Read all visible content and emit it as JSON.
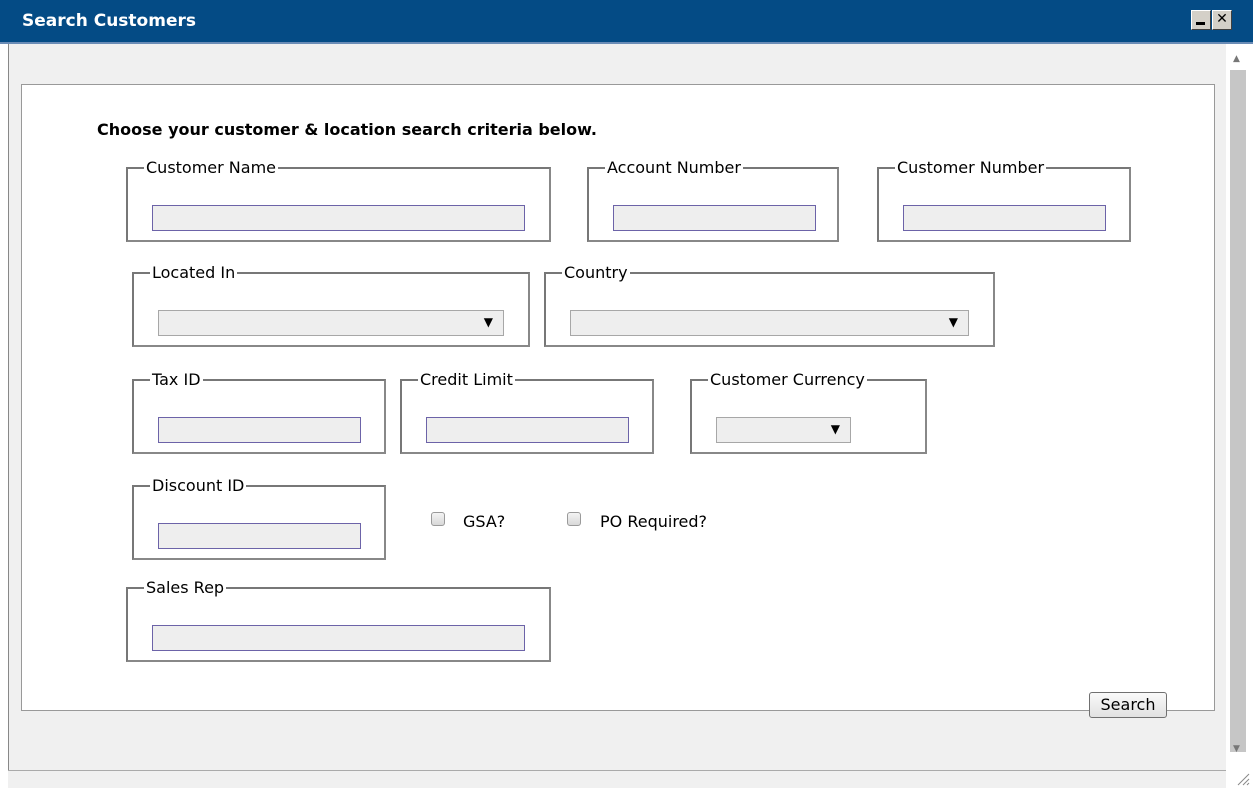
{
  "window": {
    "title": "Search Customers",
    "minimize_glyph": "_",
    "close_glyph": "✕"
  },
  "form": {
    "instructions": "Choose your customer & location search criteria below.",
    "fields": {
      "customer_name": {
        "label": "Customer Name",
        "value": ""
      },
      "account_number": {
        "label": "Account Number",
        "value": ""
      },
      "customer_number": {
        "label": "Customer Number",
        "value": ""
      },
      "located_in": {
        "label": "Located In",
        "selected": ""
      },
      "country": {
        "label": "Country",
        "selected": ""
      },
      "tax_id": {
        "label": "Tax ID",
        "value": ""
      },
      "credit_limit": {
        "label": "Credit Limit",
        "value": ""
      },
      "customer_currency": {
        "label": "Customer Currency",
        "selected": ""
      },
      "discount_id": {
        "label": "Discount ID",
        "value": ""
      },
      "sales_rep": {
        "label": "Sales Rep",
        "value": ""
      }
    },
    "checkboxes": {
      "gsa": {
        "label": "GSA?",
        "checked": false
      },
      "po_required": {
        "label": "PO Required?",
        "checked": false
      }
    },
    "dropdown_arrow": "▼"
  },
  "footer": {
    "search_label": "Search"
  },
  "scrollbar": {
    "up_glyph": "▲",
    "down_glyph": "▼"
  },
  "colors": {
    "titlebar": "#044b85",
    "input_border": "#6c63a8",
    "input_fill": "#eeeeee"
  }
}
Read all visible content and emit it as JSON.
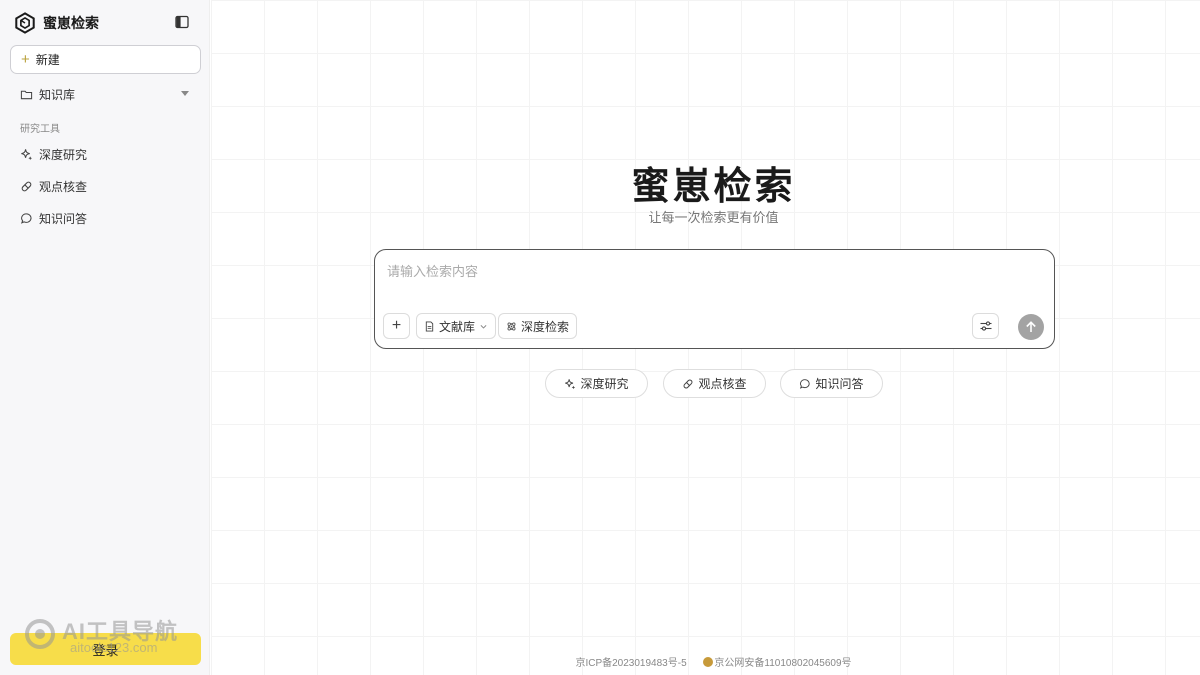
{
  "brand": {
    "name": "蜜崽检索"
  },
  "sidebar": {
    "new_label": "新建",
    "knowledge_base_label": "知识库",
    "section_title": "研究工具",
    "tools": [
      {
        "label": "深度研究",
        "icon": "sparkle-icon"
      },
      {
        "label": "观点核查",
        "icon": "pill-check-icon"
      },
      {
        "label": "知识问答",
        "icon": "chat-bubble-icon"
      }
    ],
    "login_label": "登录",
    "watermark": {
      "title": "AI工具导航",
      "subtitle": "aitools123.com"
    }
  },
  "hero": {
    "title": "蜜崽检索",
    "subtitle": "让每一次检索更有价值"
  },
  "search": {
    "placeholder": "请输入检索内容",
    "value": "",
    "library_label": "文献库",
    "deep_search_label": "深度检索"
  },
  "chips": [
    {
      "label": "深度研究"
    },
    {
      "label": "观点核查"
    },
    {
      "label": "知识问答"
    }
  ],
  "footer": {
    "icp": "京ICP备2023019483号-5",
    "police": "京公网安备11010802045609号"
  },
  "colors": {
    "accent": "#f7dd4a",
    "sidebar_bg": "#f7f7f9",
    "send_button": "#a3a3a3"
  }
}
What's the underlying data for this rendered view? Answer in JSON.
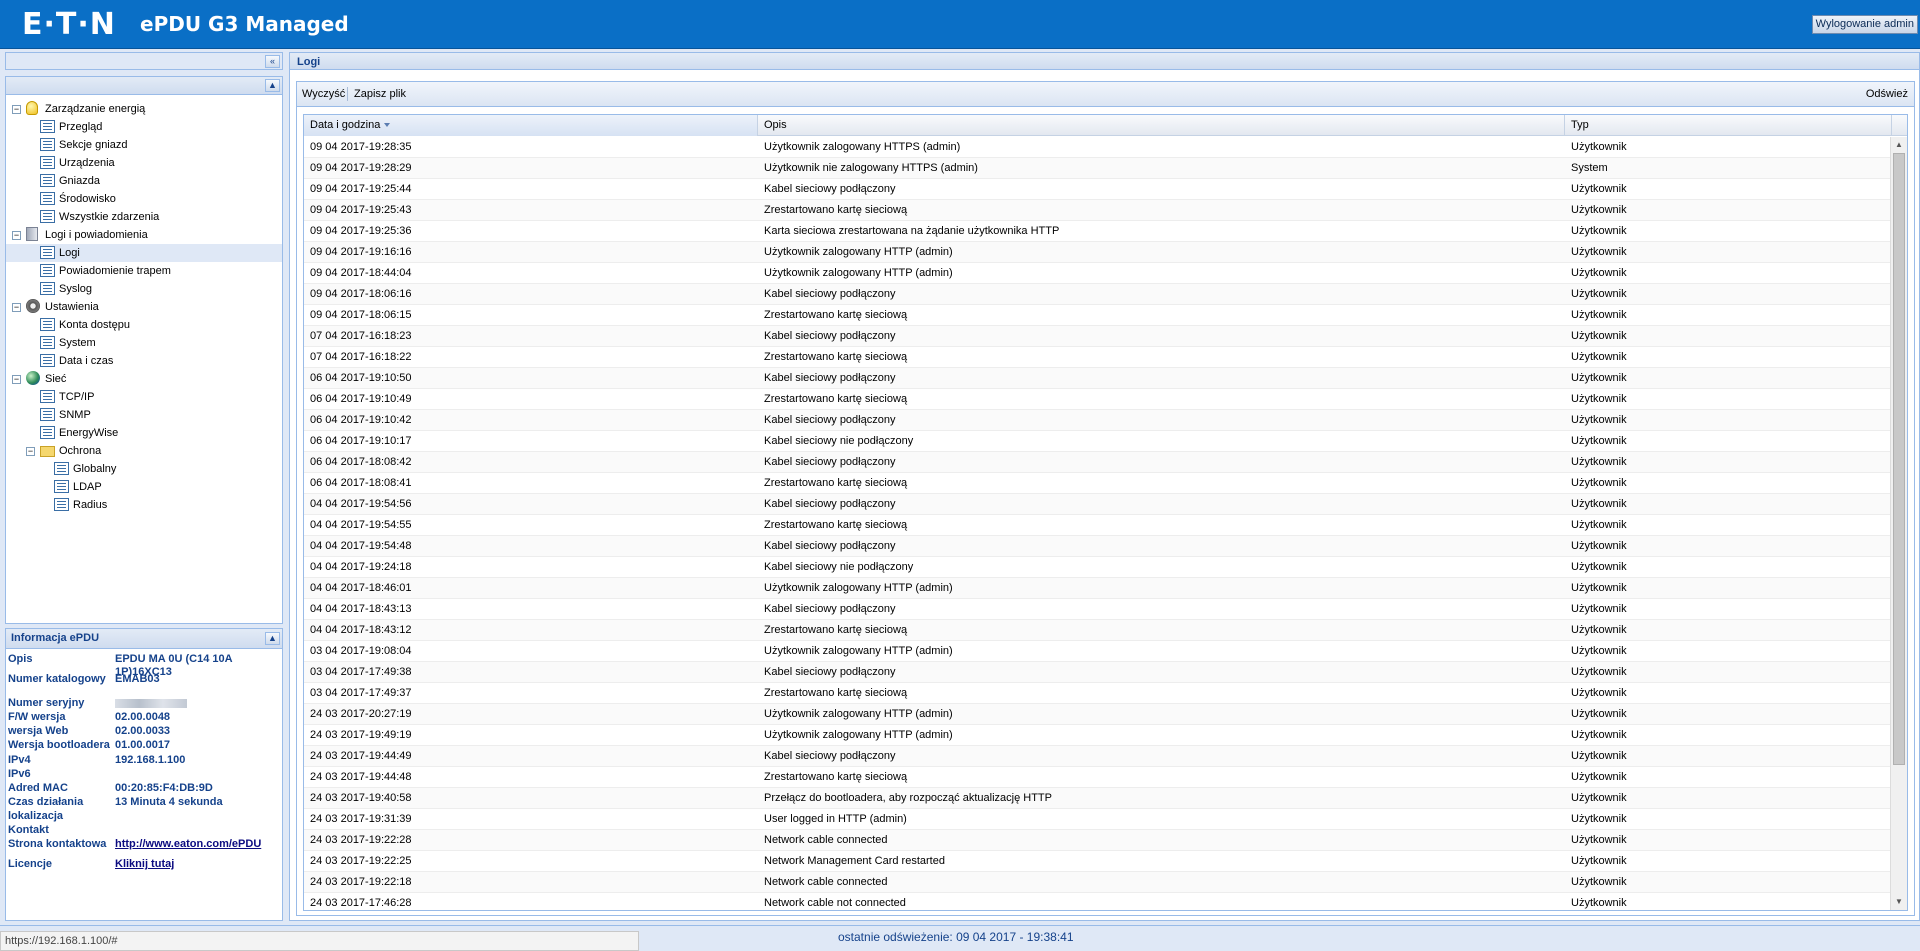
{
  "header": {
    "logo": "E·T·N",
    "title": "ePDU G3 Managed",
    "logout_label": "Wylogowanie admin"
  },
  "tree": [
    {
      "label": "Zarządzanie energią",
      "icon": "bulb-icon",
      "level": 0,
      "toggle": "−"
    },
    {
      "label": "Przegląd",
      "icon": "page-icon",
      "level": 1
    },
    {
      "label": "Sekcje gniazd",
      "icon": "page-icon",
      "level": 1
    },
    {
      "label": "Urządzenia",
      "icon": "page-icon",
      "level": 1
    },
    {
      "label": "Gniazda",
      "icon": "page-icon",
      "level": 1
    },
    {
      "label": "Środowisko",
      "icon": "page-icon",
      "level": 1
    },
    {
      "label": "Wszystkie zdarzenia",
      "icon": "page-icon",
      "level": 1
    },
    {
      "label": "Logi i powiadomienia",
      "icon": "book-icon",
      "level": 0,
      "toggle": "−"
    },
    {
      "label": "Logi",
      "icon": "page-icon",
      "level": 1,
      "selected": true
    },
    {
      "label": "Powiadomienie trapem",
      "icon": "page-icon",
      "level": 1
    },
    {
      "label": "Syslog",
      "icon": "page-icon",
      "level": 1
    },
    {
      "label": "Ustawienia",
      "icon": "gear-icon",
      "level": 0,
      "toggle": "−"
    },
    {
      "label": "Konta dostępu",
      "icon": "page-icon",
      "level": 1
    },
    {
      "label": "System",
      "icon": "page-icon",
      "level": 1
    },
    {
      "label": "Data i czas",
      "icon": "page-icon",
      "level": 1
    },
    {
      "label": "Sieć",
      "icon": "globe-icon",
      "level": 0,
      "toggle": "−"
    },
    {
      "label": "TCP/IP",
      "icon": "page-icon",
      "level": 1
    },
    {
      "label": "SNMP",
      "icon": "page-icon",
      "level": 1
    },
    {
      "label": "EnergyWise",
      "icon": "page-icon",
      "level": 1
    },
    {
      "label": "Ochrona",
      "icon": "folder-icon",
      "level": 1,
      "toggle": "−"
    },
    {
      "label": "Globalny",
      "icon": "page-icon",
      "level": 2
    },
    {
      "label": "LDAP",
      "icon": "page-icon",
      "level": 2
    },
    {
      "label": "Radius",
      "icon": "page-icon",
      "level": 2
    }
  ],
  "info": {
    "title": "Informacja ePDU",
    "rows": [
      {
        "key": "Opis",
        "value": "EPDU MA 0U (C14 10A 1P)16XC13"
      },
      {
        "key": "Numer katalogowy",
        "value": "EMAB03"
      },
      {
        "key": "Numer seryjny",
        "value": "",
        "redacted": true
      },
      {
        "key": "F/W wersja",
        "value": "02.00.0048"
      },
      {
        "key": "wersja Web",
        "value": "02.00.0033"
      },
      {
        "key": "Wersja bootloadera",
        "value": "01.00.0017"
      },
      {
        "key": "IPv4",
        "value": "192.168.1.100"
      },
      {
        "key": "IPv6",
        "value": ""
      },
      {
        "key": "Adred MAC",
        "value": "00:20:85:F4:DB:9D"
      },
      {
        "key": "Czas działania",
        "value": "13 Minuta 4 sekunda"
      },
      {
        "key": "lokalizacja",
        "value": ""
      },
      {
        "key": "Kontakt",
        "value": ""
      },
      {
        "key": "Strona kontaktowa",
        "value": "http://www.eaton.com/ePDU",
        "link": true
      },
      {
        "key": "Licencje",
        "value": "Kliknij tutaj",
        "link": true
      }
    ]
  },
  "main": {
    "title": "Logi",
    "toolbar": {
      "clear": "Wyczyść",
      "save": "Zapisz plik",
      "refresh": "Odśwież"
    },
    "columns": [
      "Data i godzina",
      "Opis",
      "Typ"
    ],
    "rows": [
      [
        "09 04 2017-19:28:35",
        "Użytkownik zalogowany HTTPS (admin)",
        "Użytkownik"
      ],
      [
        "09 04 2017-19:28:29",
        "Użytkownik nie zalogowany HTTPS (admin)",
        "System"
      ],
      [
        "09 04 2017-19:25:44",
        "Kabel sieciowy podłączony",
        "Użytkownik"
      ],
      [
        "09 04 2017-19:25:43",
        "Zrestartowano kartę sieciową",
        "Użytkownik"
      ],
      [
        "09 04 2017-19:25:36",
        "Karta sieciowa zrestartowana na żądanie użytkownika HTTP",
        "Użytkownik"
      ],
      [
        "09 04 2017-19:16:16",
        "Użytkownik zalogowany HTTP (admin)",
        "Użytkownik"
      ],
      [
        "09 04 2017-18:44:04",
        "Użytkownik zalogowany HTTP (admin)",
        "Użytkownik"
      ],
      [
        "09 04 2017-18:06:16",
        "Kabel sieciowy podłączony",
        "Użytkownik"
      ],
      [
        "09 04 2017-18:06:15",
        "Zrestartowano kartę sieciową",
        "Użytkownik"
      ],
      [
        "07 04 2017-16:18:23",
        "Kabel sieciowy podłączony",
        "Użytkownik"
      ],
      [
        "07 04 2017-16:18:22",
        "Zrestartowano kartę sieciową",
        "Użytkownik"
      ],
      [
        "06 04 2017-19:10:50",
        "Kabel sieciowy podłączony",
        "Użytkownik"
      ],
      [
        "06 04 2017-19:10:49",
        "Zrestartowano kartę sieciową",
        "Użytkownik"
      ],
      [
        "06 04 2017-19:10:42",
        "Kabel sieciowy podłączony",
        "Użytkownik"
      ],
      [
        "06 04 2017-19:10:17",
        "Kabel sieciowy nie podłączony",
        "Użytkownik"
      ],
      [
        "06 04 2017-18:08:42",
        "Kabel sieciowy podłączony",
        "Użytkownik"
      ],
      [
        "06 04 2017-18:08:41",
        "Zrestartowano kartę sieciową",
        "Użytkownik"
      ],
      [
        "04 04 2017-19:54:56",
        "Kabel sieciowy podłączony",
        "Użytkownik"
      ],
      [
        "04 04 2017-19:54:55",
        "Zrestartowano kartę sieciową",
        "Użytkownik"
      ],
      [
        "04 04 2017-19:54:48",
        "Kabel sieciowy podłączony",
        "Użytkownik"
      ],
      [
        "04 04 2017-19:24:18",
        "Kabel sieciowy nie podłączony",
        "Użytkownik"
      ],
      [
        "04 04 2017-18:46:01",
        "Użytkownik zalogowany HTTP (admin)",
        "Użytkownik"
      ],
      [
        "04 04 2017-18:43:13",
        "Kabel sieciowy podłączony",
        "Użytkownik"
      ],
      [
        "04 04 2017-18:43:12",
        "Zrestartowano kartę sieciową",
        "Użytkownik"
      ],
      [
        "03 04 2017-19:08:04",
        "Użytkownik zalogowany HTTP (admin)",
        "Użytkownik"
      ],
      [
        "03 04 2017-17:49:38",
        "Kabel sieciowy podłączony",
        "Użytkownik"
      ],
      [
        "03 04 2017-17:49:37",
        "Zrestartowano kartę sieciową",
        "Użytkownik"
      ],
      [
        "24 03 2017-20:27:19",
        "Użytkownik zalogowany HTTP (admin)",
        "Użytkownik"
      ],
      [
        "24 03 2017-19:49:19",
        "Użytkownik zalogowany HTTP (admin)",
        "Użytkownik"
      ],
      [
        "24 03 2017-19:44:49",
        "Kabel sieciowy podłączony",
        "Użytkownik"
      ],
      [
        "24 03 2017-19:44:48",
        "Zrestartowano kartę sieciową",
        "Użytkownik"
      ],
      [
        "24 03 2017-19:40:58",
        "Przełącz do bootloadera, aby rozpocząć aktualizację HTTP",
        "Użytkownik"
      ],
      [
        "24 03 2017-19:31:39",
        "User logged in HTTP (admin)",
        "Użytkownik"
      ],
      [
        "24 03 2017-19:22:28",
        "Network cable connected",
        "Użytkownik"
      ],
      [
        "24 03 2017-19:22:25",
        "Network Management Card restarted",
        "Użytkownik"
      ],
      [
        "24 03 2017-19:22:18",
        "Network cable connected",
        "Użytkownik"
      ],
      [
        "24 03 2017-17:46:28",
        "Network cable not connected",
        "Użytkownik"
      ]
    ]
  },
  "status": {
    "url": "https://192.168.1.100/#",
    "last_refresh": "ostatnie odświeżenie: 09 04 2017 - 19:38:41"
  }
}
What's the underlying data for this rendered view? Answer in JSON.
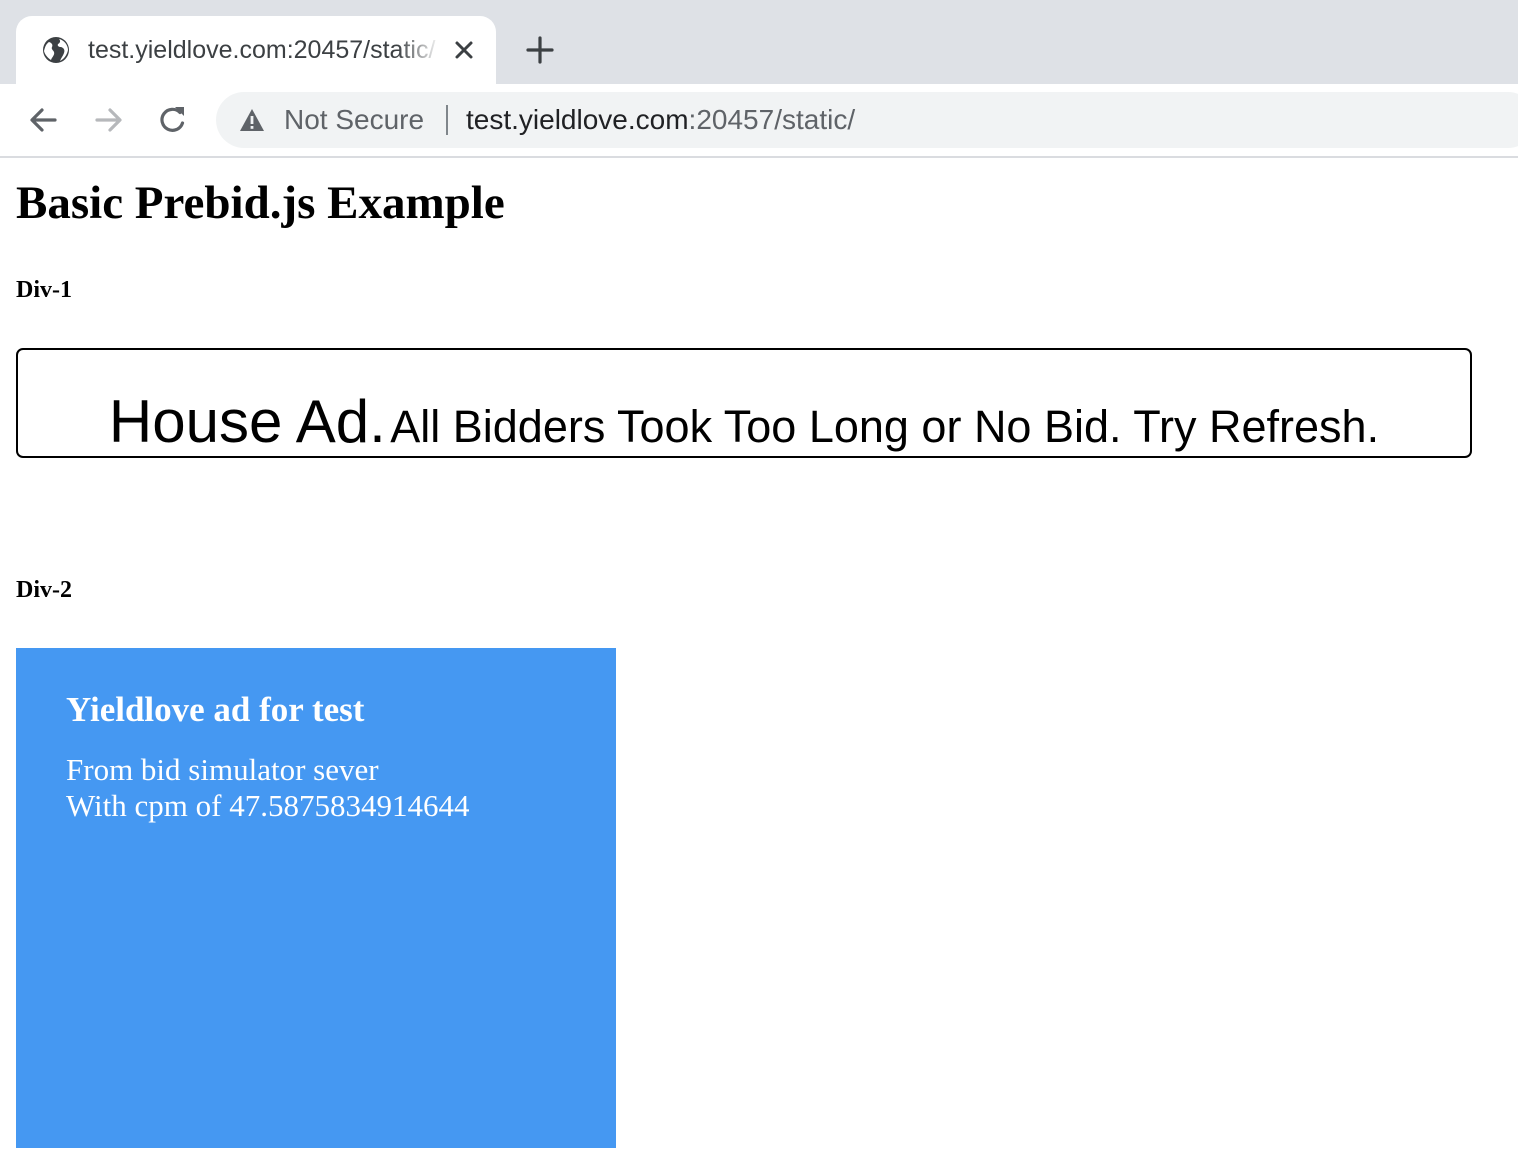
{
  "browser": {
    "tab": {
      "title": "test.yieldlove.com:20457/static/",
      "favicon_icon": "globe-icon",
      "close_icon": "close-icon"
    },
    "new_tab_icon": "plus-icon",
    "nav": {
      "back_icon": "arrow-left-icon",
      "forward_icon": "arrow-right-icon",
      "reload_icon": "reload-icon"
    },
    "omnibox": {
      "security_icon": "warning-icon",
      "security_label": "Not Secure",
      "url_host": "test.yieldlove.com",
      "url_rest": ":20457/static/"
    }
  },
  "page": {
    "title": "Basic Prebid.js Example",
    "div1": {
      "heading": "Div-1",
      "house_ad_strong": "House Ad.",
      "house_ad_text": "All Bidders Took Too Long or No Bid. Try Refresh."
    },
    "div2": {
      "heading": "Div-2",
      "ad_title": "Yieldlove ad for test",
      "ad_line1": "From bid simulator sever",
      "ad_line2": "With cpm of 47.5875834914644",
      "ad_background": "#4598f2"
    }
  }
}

──────────

**Goal:** Find and copy every line in the entries above where the string "bootloadera" occurs.

**The result:**
        "key": "Wersja bootloadera",
        "Przełącz do bootloadera, aby rozpocząć aktualizację HTTP",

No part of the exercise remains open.